_EXERCISE DIRECTIONS:_ Check every line of the entries that follow, and copy the ones containing "fundraising".

::: EXTRACTED INFORMATION

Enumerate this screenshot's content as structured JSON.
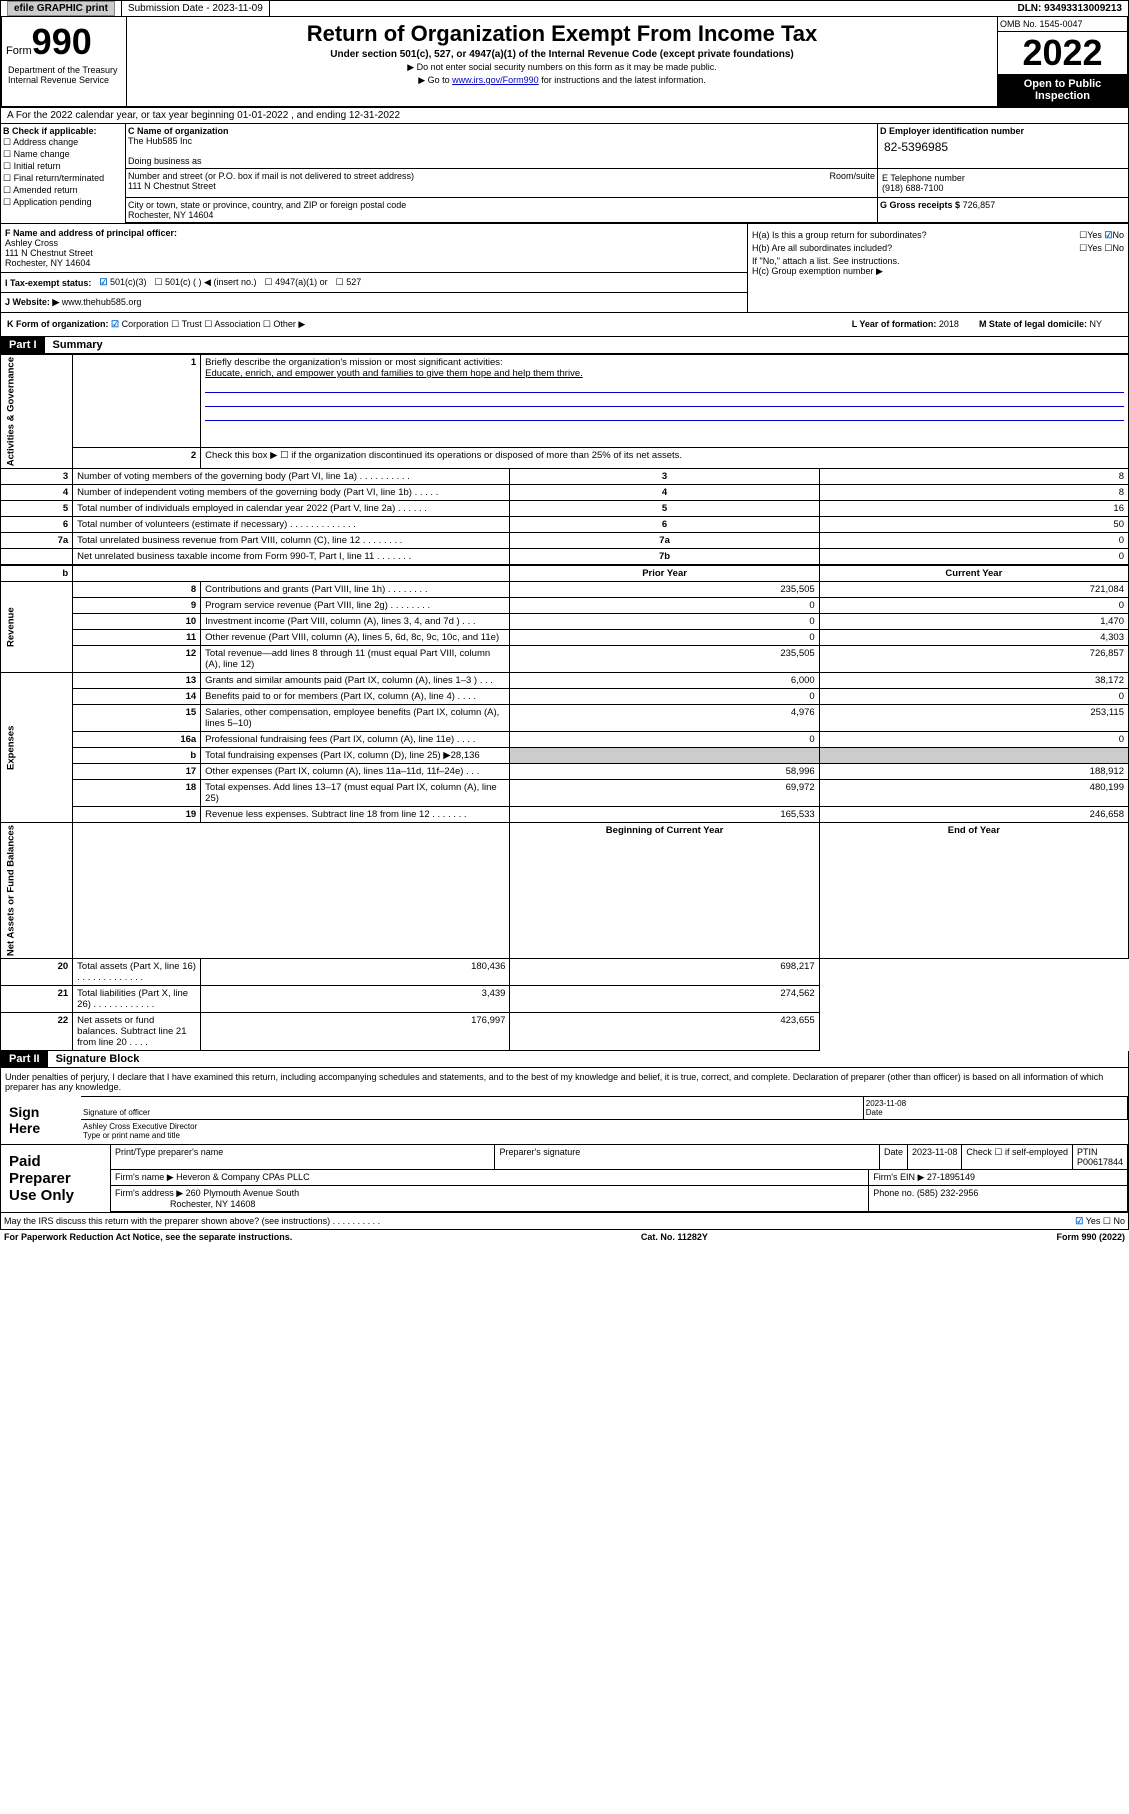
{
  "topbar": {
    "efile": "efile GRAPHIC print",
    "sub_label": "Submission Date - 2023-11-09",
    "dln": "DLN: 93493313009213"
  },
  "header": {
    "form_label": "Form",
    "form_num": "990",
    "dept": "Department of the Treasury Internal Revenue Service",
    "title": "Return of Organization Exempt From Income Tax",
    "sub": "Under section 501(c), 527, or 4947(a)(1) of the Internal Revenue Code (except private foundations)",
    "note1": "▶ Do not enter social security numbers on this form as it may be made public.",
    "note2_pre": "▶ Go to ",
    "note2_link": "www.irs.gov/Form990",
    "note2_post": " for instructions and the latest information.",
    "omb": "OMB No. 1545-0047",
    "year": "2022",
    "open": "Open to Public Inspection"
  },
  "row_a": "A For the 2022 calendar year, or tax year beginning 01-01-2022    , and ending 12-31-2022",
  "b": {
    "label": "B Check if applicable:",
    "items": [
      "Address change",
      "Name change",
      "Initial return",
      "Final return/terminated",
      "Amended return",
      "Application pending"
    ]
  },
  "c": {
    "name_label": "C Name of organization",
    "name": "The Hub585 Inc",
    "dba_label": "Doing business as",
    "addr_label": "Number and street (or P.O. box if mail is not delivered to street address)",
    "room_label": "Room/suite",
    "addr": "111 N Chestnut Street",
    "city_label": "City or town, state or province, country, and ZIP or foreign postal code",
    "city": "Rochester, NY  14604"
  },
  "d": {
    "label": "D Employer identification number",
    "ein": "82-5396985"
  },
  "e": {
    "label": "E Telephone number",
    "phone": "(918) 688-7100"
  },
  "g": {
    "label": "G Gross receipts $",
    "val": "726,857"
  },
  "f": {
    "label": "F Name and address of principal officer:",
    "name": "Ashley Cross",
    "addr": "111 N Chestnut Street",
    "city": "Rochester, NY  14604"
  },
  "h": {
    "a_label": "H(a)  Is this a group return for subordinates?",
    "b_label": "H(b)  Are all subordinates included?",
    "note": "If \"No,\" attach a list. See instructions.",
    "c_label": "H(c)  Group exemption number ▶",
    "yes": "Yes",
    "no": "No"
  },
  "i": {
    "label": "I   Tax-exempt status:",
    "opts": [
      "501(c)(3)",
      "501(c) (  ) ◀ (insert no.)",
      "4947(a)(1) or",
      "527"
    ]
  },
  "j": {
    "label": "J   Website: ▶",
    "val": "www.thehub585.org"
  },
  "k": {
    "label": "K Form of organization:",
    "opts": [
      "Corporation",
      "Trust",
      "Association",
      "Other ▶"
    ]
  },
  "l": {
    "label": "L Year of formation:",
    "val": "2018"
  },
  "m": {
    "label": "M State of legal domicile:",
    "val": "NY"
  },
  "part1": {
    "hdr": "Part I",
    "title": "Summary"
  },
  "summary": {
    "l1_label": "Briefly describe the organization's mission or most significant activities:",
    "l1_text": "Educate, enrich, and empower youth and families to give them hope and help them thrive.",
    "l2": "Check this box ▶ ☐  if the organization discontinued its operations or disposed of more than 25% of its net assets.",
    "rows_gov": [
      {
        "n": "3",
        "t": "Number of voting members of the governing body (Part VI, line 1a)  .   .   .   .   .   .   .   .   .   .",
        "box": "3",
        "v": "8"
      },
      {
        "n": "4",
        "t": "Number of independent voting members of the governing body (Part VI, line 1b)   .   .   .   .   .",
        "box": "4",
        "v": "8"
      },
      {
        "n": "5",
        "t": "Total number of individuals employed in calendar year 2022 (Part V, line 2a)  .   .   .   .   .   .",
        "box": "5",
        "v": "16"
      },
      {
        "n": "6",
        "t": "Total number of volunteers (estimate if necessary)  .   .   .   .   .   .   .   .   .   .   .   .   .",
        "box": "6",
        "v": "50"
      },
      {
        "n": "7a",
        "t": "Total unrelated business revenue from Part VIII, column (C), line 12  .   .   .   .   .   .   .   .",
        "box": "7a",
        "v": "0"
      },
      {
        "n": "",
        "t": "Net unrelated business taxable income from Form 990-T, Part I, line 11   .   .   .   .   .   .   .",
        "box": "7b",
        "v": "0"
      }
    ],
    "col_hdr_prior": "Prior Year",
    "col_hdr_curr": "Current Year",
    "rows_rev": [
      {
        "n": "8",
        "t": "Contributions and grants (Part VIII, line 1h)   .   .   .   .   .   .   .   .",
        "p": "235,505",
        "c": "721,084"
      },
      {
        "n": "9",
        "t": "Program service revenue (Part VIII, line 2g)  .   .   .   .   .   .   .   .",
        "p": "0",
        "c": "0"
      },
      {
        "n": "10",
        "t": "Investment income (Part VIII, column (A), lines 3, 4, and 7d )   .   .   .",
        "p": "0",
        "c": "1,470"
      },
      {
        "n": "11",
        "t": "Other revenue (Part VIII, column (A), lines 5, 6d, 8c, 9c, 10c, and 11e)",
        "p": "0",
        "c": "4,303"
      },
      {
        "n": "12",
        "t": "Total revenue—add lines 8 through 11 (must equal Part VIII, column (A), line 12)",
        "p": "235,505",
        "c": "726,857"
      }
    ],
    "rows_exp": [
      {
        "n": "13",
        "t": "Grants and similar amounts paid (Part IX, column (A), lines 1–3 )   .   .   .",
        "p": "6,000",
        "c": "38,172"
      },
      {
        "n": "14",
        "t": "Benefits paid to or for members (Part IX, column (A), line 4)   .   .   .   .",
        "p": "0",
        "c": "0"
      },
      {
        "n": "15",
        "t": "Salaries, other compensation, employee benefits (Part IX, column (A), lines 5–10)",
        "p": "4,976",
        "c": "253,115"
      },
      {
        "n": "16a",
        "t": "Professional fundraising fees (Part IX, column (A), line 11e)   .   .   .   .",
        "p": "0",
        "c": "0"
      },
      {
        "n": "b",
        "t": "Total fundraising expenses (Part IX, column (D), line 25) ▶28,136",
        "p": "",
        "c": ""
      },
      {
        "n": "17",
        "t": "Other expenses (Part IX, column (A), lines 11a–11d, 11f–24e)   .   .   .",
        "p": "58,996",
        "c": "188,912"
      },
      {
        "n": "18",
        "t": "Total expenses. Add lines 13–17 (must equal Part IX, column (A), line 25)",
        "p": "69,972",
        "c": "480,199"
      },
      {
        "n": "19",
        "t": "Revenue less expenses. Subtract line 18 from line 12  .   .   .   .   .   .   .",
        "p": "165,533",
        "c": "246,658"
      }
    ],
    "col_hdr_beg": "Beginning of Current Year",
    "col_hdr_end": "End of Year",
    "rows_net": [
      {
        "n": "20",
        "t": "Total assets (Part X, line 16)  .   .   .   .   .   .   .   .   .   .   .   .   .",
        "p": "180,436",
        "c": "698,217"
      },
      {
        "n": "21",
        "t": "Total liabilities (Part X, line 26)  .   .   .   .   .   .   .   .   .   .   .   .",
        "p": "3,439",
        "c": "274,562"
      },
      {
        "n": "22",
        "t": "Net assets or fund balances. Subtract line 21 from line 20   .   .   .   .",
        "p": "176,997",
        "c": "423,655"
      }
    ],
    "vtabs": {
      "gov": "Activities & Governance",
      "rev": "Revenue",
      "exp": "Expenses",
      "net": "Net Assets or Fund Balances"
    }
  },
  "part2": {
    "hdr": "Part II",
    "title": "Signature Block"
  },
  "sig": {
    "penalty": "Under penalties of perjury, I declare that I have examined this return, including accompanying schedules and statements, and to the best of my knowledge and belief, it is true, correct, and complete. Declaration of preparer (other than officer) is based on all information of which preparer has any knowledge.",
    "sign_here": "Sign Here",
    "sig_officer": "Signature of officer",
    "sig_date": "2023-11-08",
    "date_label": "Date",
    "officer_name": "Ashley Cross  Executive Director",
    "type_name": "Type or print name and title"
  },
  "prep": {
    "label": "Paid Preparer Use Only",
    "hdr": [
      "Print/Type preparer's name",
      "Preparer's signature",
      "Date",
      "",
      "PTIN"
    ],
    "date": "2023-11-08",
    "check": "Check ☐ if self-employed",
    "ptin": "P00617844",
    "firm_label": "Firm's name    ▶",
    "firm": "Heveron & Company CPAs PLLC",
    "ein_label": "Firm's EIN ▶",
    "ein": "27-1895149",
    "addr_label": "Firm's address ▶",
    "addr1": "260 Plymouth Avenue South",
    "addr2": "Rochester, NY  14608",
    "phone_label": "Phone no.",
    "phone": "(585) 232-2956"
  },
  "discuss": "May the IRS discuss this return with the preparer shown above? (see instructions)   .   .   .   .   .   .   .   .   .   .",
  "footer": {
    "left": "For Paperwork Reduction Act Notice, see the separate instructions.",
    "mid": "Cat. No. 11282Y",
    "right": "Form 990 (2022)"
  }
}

::::::
::: EXTRACTED INFORMATION

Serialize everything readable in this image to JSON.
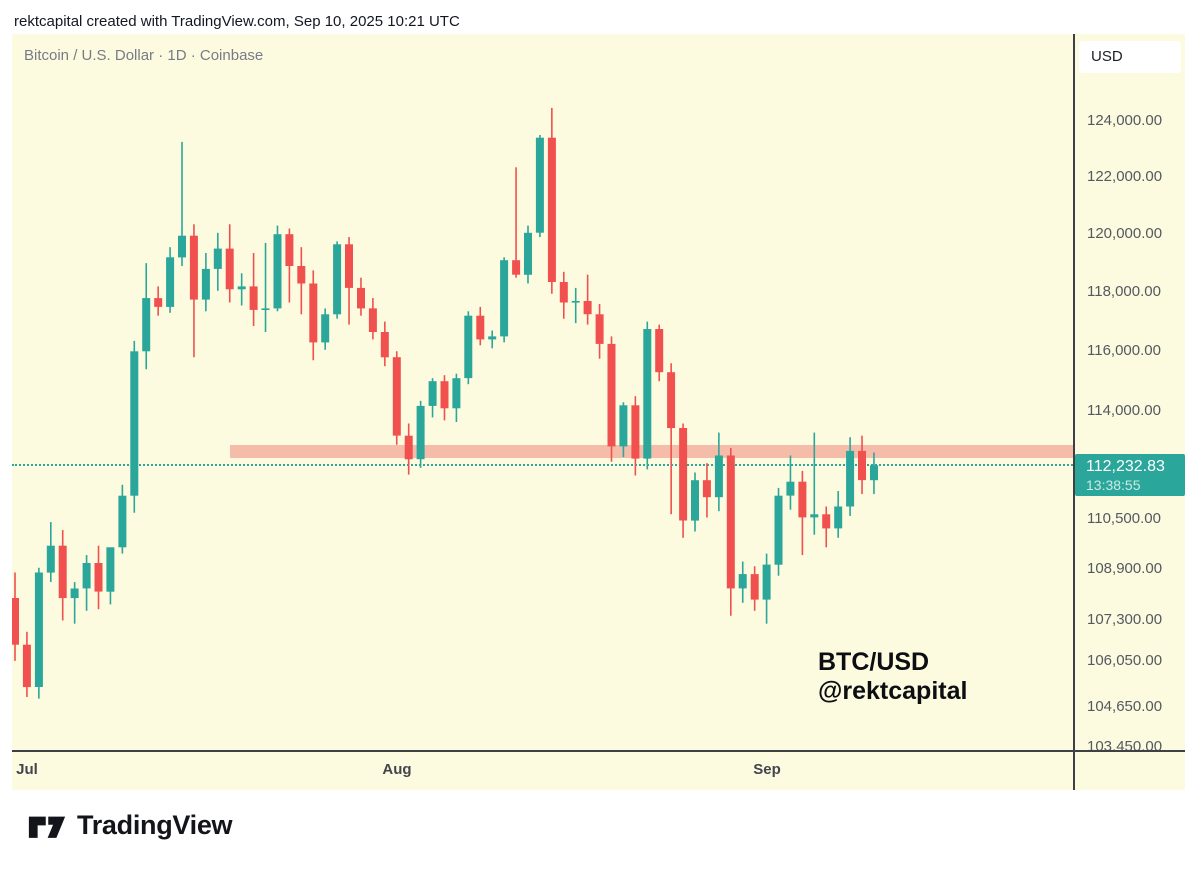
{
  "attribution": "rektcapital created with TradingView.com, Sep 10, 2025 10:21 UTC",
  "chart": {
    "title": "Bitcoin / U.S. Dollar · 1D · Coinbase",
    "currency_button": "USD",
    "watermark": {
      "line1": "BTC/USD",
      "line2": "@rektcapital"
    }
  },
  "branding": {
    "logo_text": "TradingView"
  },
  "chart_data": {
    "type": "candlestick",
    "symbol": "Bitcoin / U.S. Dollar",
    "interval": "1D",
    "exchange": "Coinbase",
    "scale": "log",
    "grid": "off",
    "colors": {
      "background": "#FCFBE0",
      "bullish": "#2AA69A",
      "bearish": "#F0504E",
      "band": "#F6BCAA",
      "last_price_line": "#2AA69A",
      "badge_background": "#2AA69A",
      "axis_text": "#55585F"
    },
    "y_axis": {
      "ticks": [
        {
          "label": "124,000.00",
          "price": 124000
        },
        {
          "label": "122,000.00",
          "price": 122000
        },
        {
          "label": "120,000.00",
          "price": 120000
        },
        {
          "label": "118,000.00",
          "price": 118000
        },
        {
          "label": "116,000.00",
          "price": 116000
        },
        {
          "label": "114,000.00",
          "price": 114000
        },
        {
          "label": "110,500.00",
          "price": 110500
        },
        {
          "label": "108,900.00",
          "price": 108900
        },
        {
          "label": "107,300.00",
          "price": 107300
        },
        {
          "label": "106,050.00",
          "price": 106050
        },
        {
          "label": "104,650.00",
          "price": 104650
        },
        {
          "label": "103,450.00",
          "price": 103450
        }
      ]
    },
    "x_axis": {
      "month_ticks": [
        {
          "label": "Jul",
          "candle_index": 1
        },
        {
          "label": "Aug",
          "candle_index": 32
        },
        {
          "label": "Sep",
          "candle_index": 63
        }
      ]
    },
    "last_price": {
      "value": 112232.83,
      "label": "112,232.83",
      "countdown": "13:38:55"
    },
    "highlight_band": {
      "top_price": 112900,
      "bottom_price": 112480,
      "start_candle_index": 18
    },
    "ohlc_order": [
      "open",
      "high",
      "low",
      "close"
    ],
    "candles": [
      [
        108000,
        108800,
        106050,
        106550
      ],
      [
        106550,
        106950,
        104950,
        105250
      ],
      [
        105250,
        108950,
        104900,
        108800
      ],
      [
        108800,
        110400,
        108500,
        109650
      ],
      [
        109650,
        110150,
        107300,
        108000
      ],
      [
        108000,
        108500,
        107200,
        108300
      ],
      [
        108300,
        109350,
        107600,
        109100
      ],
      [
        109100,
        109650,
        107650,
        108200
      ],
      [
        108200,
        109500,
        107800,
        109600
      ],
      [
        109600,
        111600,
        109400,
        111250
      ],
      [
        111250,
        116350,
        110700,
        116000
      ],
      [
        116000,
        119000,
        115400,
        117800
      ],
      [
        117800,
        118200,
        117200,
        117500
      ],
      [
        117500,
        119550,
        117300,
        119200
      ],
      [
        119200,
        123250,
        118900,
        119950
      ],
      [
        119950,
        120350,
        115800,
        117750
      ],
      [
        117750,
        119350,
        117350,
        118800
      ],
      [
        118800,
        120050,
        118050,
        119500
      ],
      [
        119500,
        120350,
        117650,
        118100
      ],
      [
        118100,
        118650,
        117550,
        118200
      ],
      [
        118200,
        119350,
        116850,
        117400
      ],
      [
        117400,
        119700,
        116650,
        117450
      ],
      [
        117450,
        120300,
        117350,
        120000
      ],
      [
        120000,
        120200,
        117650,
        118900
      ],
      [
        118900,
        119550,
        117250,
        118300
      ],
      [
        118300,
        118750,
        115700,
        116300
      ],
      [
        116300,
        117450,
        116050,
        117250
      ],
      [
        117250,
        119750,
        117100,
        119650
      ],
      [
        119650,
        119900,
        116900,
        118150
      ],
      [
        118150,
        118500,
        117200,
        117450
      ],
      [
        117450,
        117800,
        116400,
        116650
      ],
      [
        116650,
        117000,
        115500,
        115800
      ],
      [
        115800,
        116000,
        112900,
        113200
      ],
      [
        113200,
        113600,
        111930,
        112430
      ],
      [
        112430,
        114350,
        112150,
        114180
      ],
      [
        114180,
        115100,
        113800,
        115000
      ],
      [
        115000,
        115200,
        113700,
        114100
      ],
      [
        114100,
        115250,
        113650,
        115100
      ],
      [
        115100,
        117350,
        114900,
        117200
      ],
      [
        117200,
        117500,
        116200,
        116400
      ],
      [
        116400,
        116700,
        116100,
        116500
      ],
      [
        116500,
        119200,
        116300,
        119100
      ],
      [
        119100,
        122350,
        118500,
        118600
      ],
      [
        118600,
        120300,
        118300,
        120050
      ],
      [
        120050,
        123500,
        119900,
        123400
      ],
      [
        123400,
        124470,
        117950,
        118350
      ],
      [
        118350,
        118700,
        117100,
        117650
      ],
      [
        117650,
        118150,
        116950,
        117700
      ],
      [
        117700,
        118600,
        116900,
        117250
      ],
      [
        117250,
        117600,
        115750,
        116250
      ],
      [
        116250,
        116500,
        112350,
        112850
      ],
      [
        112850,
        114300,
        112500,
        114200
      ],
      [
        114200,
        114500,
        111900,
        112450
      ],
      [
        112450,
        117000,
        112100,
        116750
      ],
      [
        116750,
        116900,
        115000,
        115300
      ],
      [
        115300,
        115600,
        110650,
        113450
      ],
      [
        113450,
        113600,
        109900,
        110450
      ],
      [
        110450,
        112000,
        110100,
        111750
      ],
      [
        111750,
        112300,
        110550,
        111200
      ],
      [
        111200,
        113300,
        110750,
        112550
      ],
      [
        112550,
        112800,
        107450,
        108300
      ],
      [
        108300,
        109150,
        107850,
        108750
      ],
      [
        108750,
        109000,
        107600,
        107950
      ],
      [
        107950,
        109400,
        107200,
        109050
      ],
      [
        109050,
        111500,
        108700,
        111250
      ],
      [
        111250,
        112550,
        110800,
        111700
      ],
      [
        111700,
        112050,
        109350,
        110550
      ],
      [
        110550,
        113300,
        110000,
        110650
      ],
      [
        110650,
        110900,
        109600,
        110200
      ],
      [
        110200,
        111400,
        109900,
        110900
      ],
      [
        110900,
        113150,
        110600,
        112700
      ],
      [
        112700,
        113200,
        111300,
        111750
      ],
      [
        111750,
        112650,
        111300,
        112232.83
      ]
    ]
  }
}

::::::

_TASK RESULT:_
        "t": "Professional fundraising fees (Part IX, column (A), line 11e)   .   .   .   .",
        "t": "Total fundraising expenses (Part IX, column (D), line 25) ▶28,136",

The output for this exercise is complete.